— EXERCISE DESCRIPTION —
Copy every line, leaving nothing out and adding nothing.

Collected data:
━━━

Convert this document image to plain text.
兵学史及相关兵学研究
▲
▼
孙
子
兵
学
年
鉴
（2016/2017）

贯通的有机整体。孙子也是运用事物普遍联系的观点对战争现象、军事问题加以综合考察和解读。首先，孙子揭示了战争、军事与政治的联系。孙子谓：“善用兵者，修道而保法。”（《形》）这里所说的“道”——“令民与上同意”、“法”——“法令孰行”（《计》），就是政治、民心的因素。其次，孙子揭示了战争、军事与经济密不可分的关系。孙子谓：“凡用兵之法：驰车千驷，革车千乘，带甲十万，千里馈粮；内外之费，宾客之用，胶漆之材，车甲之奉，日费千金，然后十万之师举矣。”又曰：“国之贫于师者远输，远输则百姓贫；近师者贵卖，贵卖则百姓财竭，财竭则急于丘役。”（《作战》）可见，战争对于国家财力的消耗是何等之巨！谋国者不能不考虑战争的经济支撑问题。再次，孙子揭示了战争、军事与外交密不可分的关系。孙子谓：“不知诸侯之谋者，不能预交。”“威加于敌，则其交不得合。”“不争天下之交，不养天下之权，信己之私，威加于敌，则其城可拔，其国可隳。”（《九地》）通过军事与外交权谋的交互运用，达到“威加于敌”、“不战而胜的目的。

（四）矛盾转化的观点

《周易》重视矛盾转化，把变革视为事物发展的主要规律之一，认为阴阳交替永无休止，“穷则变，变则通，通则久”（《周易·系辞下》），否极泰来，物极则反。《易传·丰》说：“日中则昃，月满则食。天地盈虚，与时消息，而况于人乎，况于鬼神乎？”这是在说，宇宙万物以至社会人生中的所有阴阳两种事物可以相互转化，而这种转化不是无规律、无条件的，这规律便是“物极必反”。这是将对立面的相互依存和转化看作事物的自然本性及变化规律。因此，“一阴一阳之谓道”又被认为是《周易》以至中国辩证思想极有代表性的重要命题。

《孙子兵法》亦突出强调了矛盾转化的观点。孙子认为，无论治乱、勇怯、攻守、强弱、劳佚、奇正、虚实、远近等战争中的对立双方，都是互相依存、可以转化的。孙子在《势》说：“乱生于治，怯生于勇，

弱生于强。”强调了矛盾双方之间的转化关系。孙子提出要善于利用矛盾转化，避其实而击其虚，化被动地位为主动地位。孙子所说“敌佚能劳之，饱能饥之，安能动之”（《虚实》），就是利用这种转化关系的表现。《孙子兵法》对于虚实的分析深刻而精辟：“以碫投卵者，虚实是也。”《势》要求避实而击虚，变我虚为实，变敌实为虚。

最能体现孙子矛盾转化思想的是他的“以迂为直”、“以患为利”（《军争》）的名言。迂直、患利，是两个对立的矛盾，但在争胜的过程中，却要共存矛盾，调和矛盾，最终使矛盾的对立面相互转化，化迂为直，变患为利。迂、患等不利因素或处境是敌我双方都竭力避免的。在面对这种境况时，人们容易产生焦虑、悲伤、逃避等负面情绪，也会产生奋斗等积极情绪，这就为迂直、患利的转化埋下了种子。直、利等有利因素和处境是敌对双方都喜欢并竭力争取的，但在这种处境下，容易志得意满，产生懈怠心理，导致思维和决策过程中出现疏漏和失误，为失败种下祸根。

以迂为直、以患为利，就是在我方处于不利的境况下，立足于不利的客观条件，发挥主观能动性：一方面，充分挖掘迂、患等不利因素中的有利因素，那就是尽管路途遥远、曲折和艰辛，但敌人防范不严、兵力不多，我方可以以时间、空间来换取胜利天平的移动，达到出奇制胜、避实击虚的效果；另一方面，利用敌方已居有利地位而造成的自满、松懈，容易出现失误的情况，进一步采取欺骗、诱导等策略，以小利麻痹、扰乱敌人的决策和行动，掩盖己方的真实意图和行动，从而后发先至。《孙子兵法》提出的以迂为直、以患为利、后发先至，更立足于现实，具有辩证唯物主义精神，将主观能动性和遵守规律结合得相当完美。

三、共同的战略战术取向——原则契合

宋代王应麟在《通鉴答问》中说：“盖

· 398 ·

━━━

— TASK OUTPUT —
Convert this document image to plain text.
兵学史及相关兵学研究
▲
▼
孙
子
兵
学
年
鉴
（2016/2017）

贯通的有机整体。孙子也是运用事物普遍联系的观点对战争现象、军事问题加以综合考察和解读。首先，孙子揭示了战争、军事与政治的联系。孙子谓：“善用兵者，修道而保法。”（《形》）这里所说的“道”——“令民与上同意”、“法”——“法令孰行”（《计》），就是政治、民心的因素。其次，孙子揭示了战争、军事与经济密不可分的关系。孙子谓：“凡用兵之法：驰车千驷，革车千乘，带甲十万，千里馈粮；内外之费，宾客之用，胶漆之材，车甲之奉，日费千金，然后十万之师举矣。”又曰：“国之贫于师者远输，远输则百姓贫；近师者贵卖，贵卖则百姓财竭，财竭则急于丘役。”（《作战》）可见，战争对于国家财力的消耗是何等之巨！谋国者不能不考虑战争的经济支撑问题。再次，孙子揭示了战争、军事与外交密不可分的关系。孙子谓：“不知诸侯之谋者，不能预交。”“威加于敌，则其交不得合。”“不争天下之交，不养天下之权，信己之私，威加于敌，则其城可拔，其国可隳。”（《九地》）通过军事与外交权谋的交互运用，达到“威加于敌”、“不战而胜的目的。

（四）矛盾转化的观点

《周易》重视矛盾转化，把变革视为事物发展的主要规律之一，认为阴阳交替永无休止，“穷则变，变则通，通则久”（《周易·系辞下》），否极泰来，物极则反。《易传·丰》说：“日中则昃，月满则食。天地盈虚，与时消息，而况于人乎，况于鬼神乎？”这是在说，宇宙万物以至社会人生中的所有阴阳两种事物可以相互转化，而这种转化不是无规律、无条件的，这规律便是“物极必反”。这是将对立面的相互依存和转化看作事物的自然本性及变化规律。因此，“一阴一阳之谓道”又被认为是《周易》以至中国辩证思想极有代表性的重要命题。

《孙子兵法》亦突出强调了矛盾转化的观点。孙子认为，无论治乱、勇怯、攻守、强弱、劳佚、奇正、虚实、远近等战争中的对立双方，都是互相依存、可以转化的。孙子在《势》说：“乱生于治，怯生于勇，

弱生于强。”强调了矛盾双方之间的转化关系。孙子提出要善于利用矛盾转化，避其实而击其虚，化被动地位为主动地位。孙子所说“敌佚能劳之，饱能饥之，安能动之”（《虚实》），就是利用这种转化关系的表现。《孙子兵法》对于虚实的分析深刻而精辟：“以碫投卵者，虚实是也。”《势》要求避实而击虚，变我虚为实，变敌实为虚。

最能体现孙子矛盾转化思想的是他的“以迂为直”、“以患为利”（《军争》）的名言。迂直、患利，是两个对立的矛盾，但在争胜的过程中，却要共存矛盾，调和矛盾，最终使矛盾的对立面相互转化，化迂为直，变患为利。迂、患等不利因素或处境是敌我双方都竭力避免的。在面对这种境况时，人们容易产生焦虑、悲伤、逃避等负面情绪，也会产生奋斗等积极情绪，这就为迂直、患利的转化埋下了种子。直、利等有利因素和处境是敌对双方都喜欢并竭力争取的，但在这种处境下，容易志得意满，产生懈怠心理，导致思维和决策过程中出现疏漏和失误，为失败种下祸根。

以迂为直、以患为利，就是在我方处于不利的境况下，立足于不利的客观条件，发挥主观能动性：一方面，充分挖掘迂、患等不利因素中的有利因素，那就是尽管路途遥远、曲折和艰辛，但敌人防范不严、兵力不多，我方可以以时间、空间来换取胜利天平的移动，达到出奇制胜、避实击虚的效果；另一方面，利用敌方已居有利地位而造成的自满、松懈，容易出现失误的情况，进一步采取欺骗、诱导等策略，以小利麻痹、扰乱敌人的决策和行动，掩盖己方的真实意图和行动，从而后发先至。《孙子兵法》提出的以迂为直、以患为利、后发先至，更立足于现实，具有辩证唯物主义精神，将主观能动性和遵守规律结合得相当完美。

三、共同的战略战术取向——原则契合

宋代王应麟在《通鉴答问》中说：“盖

· 398 ·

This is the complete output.